[AIM OF THE EXERCISE]
Print the listing as it stands, omitting all images.

>> Start

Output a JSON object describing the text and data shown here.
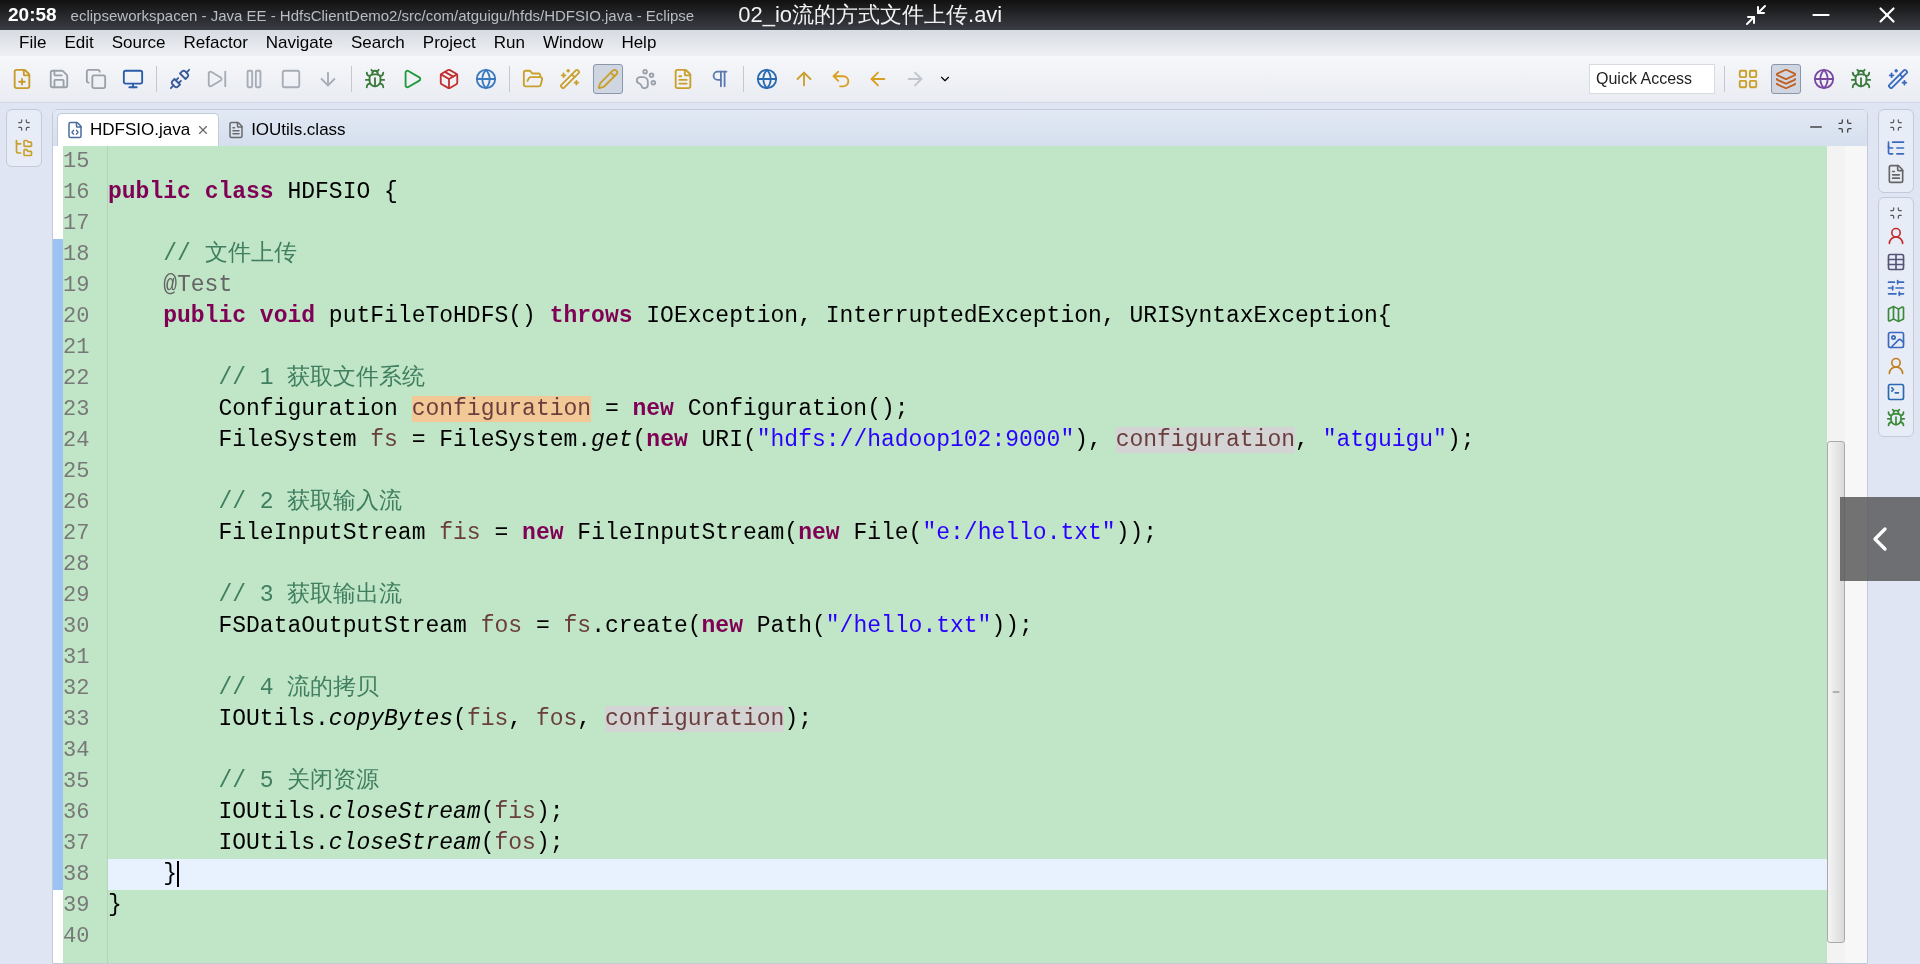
{
  "player": {
    "time": "20:58",
    "video_title": "02_io流的方式文件上传.avi"
  },
  "window": {
    "title": "eclipseworkspacen - Java EE - HdfsClientDemo2/src/com/atguigu/hfds/HDFSIO.java - Eclipse"
  },
  "menu": [
    "File",
    "Edit",
    "Source",
    "Refactor",
    "Navigate",
    "Search",
    "Project",
    "Run",
    "Window",
    "Help"
  ],
  "quick_access": {
    "placeholder": "Quick Access"
  },
  "tabs": [
    {
      "label": "HDFSIO.java",
      "kind": "java",
      "selected": true
    },
    {
      "label": "IOUtils.class",
      "kind": "class",
      "selected": false
    }
  ],
  "lines": [
    {
      "number": "15",
      "current": false,
      "changed": false
    },
    {
      "number": "16",
      "current": false,
      "changed": false,
      "tokens": [
        {
          "kind": "keyword",
          "text": "public"
        },
        {
          "kind": "keyword",
          "text": " class"
        },
        {
          "kind": "text",
          "text": " HDFSIO {"
        }
      ]
    },
    {
      "number": "17",
      "current": false,
      "changed": false
    },
    {
      "number": "18",
      "current": false,
      "changed": true,
      "tokens": [
        {
          "kind": "comment",
          "text": "    // 文件上传"
        }
      ]
    },
    {
      "number": "19",
      "current": false,
      "changed": true,
      "tokens": [
        {
          "kind": "annotation",
          "text": "    @Test"
        }
      ]
    },
    {
      "number": "20",
      "current": false,
      "changed": true,
      "tokens": [
        {
          "kind": "keyword",
          "text": "    public"
        },
        {
          "kind": "keyword",
          "text": " void"
        },
        {
          "kind": "text",
          "text": " putFileToHDFS() "
        },
        {
          "kind": "keyword",
          "text": "throws"
        },
        {
          "kind": "text",
          "text": " IOException, InterruptedException, URISyntaxException{"
        }
      ]
    },
    {
      "number": "21",
      "current": false,
      "changed": true
    },
    {
      "number": "22",
      "current": false,
      "changed": true,
      "tokens": [
        {
          "kind": "comment",
          "text": "        // 1 获取文件系统"
        }
      ]
    },
    {
      "number": "23",
      "current": false,
      "changed": true,
      "tokens": [
        {
          "kind": "text",
          "text": "        Configuration "
        },
        {
          "kind": "declaration",
          "text": "configuration"
        },
        {
          "kind": "text",
          "text": " = "
        },
        {
          "kind": "keyword",
          "text": "new"
        },
        {
          "kind": "text",
          "text": " Configuration();"
        }
      ]
    },
    {
      "number": "24",
      "current": false,
      "changed": true,
      "tokens": [
        {
          "kind": "text",
          "text": "        FileSystem "
        },
        {
          "kind": "variable",
          "text": "fs"
        },
        {
          "kind": "text",
          "text": " = FileSystem."
        },
        {
          "kind": "static",
          "text": "get"
        },
        {
          "kind": "text",
          "text": "("
        },
        {
          "kind": "keyword",
          "text": "new"
        },
        {
          "kind": "text",
          "text": " URI("
        },
        {
          "kind": "string",
          "text": "\"hdfs://hadoop102:9000\""
        },
        {
          "kind": "text",
          "text": "), "
        },
        {
          "kind": "occurrence",
          "text": "configuration"
        },
        {
          "kind": "text",
          "text": ", "
        },
        {
          "kind": "string",
          "text": "\"atguigu\""
        },
        {
          "kind": "text",
          "text": ");"
        }
      ]
    },
    {
      "number": "25",
      "current": false,
      "changed": true
    },
    {
      "number": "26",
      "current": false,
      "changed": true,
      "tokens": [
        {
          "kind": "comment",
          "text": "        // 2 获取输入流"
        }
      ]
    },
    {
      "number": "27",
      "current": false,
      "changed": true,
      "tokens": [
        {
          "kind": "text",
          "text": "        FileInputStream "
        },
        {
          "kind": "variable",
          "text": "fis"
        },
        {
          "kind": "text",
          "text": " = "
        },
        {
          "kind": "keyword",
          "text": "new"
        },
        {
          "kind": "text",
          "text": " FileInputStream("
        },
        {
          "kind": "keyword",
          "text": "new"
        },
        {
          "kind": "text",
          "text": " File("
        },
        {
          "kind": "string",
          "text": "\"e:/hello.txt\""
        },
        {
          "kind": "text",
          "text": "));"
        }
      ]
    },
    {
      "number": "28",
      "current": false,
      "changed": true
    },
    {
      "number": "29",
      "current": false,
      "changed": true,
      "tokens": [
        {
          "kind": "comment",
          "text": "        // 3 获取输出流"
        }
      ]
    },
    {
      "number": "30",
      "current": false,
      "changed": true,
      "tokens": [
        {
          "kind": "text",
          "text": "        FSDataOutputStream "
        },
        {
          "kind": "variable",
          "text": "fos"
        },
        {
          "kind": "text",
          "text": " = "
        },
        {
          "kind": "variable",
          "text": "fs"
        },
        {
          "kind": "text",
          "text": ".create("
        },
        {
          "kind": "keyword",
          "text": "new"
        },
        {
          "kind": "text",
          "text": " Path("
        },
        {
          "kind": "string",
          "text": "\"/hello.txt\""
        },
        {
          "kind": "text",
          "text": "));"
        }
      ]
    },
    {
      "number": "31",
      "current": false,
      "changed": true
    },
    {
      "number": "32",
      "current": false,
      "changed": true,
      "tokens": [
        {
          "kind": "comment",
          "text": "        // 4 流的拷贝"
        }
      ]
    },
    {
      "number": "33",
      "current": false,
      "changed": true,
      "tokens": [
        {
          "kind": "text",
          "text": "        IOUtils."
        },
        {
          "kind": "static",
          "text": "copyBytes"
        },
        {
          "kind": "text",
          "text": "("
        },
        {
          "kind": "variable",
          "text": "fis"
        },
        {
          "kind": "text",
          "text": ", "
        },
        {
          "kind": "variable",
          "text": "fos"
        },
        {
          "kind": "text",
          "text": ", "
        },
        {
          "kind": "occurrence",
          "text": "configuration"
        },
        {
          "kind": "text",
          "text": ");"
        }
      ]
    },
    {
      "number": "34",
      "current": false,
      "changed": true
    },
    {
      "number": "35",
      "current": false,
      "changed": true,
      "tokens": [
        {
          "kind": "comment",
          "text": "        // 5 关闭资源"
        }
      ]
    },
    {
      "number": "36",
      "current": false,
      "changed": true,
      "tokens": [
        {
          "kind": "text",
          "text": "        IOUtils."
        },
        {
          "kind": "static",
          "text": "closeStream"
        },
        {
          "kind": "text",
          "text": "("
        },
        {
          "kind": "variable",
          "text": "fis"
        },
        {
          "kind": "text",
          "text": ");"
        }
      ]
    },
    {
      "number": "37",
      "current": false,
      "changed": true,
      "tokens": [
        {
          "kind": "text",
          "text": "        IOUtils."
        },
        {
          "kind": "static",
          "text": "closeStream"
        },
        {
          "kind": "text",
          "text": "("
        },
        {
          "kind": "variable",
          "text": "fos"
        },
        {
          "kind": "text",
          "text": ");"
        }
      ]
    },
    {
      "number": "38",
      "current": true,
      "changed": true,
      "tokens": [
        {
          "kind": "text",
          "text": "    }"
        }
      ]
    },
    {
      "number": "39",
      "current": false,
      "changed": false,
      "tokens": [
        {
          "kind": "text",
          "text": "}"
        }
      ]
    },
    {
      "number": "40",
      "current": false,
      "changed": false
    }
  ]
}
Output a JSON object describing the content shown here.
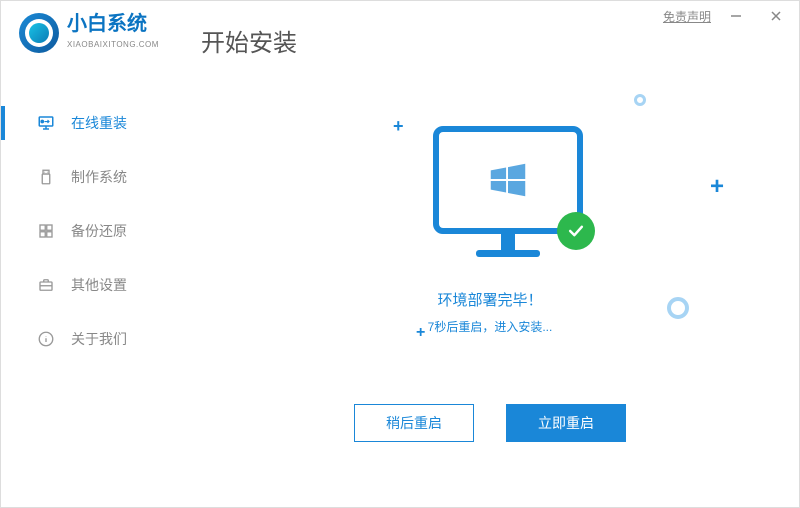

>> End

[THE OUTPUT]
Output a JSON object describing the text and data shown here.
{
  "player": {
    "time": "20:58",
    "video_title": "02_io流的方式文件上传.avi"
  },
  "window": {
    "title": "eclipseworkspacen - Java EE - HdfsClientDemo2/src/com/atguigu/hfds/HDFSIO.java - Eclipse"
  },
  "menu": [
    "File",
    "Edit",
    "Source",
    "Refactor",
    "Navigate",
    "Search",
    "Project",
    "Run",
    "Window",
    "Help"
  ],
  "quick_access": {
    "placeholder": "Quick Access"
  },
  "tabs": [
    {
      "label": "HDFSIO.java",
      "kind": "java",
      "selected": true
    },
    {
      "label": "IOUtils.class",
      "kind": "class",
      "selected": false
    }
  ],
  "lines": [
    {
      "number": "15",
      "current": false,
      "changed": false
    },
    {
      "number": "16",
      "current": false,
      "changed": false,
      "tokens": [
        {
          "kind": "keyword",
          "text": "public"
        },
        {
          "kind": "keyword",
          "text": " class"
        },
        {
          "kind": "text",
          "text": " HDFSIO {"
        }
      ]
    },
    {
      "number": "17",
      "current": false,
      "changed": false
    },
    {
      "number": "18",
      "current": false,
      "changed": true,
      "tokens": [
        {
          "kind": "comment",
          "text": "    // 文件上传"
        }
      ]
    },
    {
      "number": "19",
      "current": false,
      "changed": true,
      "tokens": [
        {
          "kind": "annotation",
          "text": "    @Test"
        }
      ]
    },
    {
      "number": "20",
      "current": false,
      "changed": true,
      "tokens": [
        {
          "kind": "keyword",
          "text": "    public"
        },
        {
          "kind": "keyword",
          "text": " void"
        },
        {
          "kind": "text",
          "text": " putFileToHDFS() "
        },
        {
          "kind": "keyword",
          "text": "throws"
        },
        {
          "kind": "text",
          "text": " IOException, InterruptedException, URISyntaxException{"
        }
      ]
    },
    {
      "number": "21",
      "current": false,
      "changed": true
    },
    {
      "number": "22",
      "current": false,
      "changed": true,
      "tokens": [
        {
          "kind": "comment",
          "text": "        // 1 获取文件系统"
        }
      ]
    },
    {
      "number": "23",
      "current": false,
      "changed": true,
      "tokens": [
        {
          "kind": "text",
          "text": "        Configuration "
        },
        {
          "kind": "declaration",
          "text": "configuration"
        },
        {
          "kind": "text",
          "text": " = "
        },
        {
          "kind": "keyword",
          "text": "new"
        },
        {
          "kind": "text",
          "text": " Configuration();"
        }
      ]
    },
    {
      "number": "24",
      "current": false,
      "changed": true,
      "tokens": [
        {
          "kind": "text",
          "text": "        FileSystem "
        },
        {
          "kind": "variable",
          "text": "fs"
        },
        {
          "kind": "text",
          "text": " = FileSystem."
        },
        {
          "kind": "static",
          "text": "get"
        },
        {
          "kind": "text",
          "text": "("
        },
        {
          "kind": "keyword",
          "text": "new"
        },
        {
          "kind": "text",
          "text": " URI("
        },
        {
          "kind": "string",
          "text": "\"hdfs://hadoop102:9000\""
        },
        {
          "kind": "text",
          "text": "), "
        },
        {
          "kind": "occurrence",
          "text": "configuration"
        },
        {
          "kind": "text",
          "text": ", "
        },
        {
          "kind": "string",
          "text": "\"atguigu\""
        },
        {
          "kind": "text",
          "text": ");"
        }
      ]
    },
    {
      "number": "25",
      "current": false,
      "changed": true
    },
    {
      "number": "26",
      "current": false,
      "changed": true,
      "tokens": [
        {
          "kind": "comment",
          "text": "        // 2 获取输入流"
        }
      ]
    },
    {
      "number": "27",
      "current": false,
      "changed": true,
      "tokens": [
        {
          "kind": "text",
          "text": "        FileInputStream "
        },
        {
          "kind": "variable",
          "text": "fis"
        },
        {
          "kind": "text",
          "text": " = "
        },
        {
          "kind": "keyword",
          "text": "new"
        },
        {
          "kind": "text",
          "text": " FileInputStream("
        },
        {
          "kind": "keyword",
          "text": "new"
        },
        {
          "kind": "text",
          "text": " File("
        },
        {
          "kind": "string",
          "text": "\"e:/hello.txt\""
        },
        {
          "kind": "text",
          "text": "));"
        }
      ]
    },
    {
      "number": "28",
      "current": false,
      "changed": true
    },
    {
      "number": "29",
      "current": false,
      "changed": true,
      "tokens": [
        {
          "kind": "comment",
          "text": "        // 3 获取输出流"
        }
      ]
    },
    {
      "number": "30",
      "current": false,
      "changed": true,
      "tokens": [
        {
          "kind": "text",
          "text": "        FSDataOutputStream "
        },
        {
          "kind": "variable",
          "text": "fos"
        },
        {
          "kind": "text",
          "text": " = "
        },
        {
          "kind": "variable",
          "text": "fs"
        },
        {
          "kind": "text",
          "text": ".create("
        },
        {
          "kind": "keyword",
          "text": "new"
        },
        {
          "kind": "text",
          "text": " Path("
        },
        {
          "kind": "string",
          "text": "\"/hello.txt\""
        },
        {
          "kind": "text",
          "text": "));"
        }
      ]
    },
    {
      "number": "31",
      "current": false,
      "changed": true
    },
    {
      "number": "32",
      "current": false,
      "changed": true,
      "tokens": [
        {
          "kind": "comment",
          "text": "        // 4 流的拷贝"
        }
      ]
    },
    {
      "number": "33",
      "current": false,
      "changed": true,
      "tokens": [
        {
          "kind": "text",
          "text": "        IOUtils."
        },
        {
          "kind": "static",
          "text": "copyBytes"
        },
        {
          "kind": "text",
          "text": "("
        },
        {
          "kind": "variable",
          "text": "fis"
        },
        {
          "kind": "text",
          "text": ", "
        },
        {
          "kind": "variable",
          "text": "fos"
        },
        {
          "kind": "text",
          "text": ", "
        },
        {
          "kind": "occurrence",
          "text": "configuration"
        },
        {
          "kind": "text",
          "text": ");"
        }
      ]
    },
    {
      "number": "34",
      "current": false,
      "changed": true
    },
    {
      "number": "35",
      "current": false,
      "changed": true,
      "tokens": [
        {
          "kind": "comment",
          "text": "        // 5 关闭资源"
        }
      ]
    },
    {
      "number": "36",
      "current": false,
      "changed": true,
      "tokens": [
        {
          "kind": "text",
          "text": "        IOUtils."
        },
        {
          "kind": "static",
          "text": "closeStream"
        },
        {
          "kind": "text",
          "text": "("
        },
        {
          "kind": "variable",
          "text": "fis"
        },
        {
          "kind": "text",
          "text": ");"
        }
      ]
    },
    {
      "number": "37",
      "current": false,
      "changed": true,
      "tokens": [
        {
          "kind": "text",
          "text": "        IOUtils."
        },
        {
          "kind": "static",
          "text": "closeStream"
        },
        {
          "kind": "text",
          "text": "("
        },
        {
          "kind": "variable",
          "text": "fos"
        },
        {
          "kind": "text",
          "text": ");"
        }
      ]
    },
    {
      "number": "38",
      "current": true,
      "changed": true,
      "tokens": [
        {
          "kind": "text",
          "text": "    }"
        }
      ]
    },
    {
      "number": "39",
      "current": false,
      "changed": false,
      "tokens": [
        {
          "kind": "text",
          "text": "}"
        }
      ]
    },
    {
      "number": "40",
      "current": false,
      "changed": false
    }
  ]
}
Output a JSON object describing the content shown here.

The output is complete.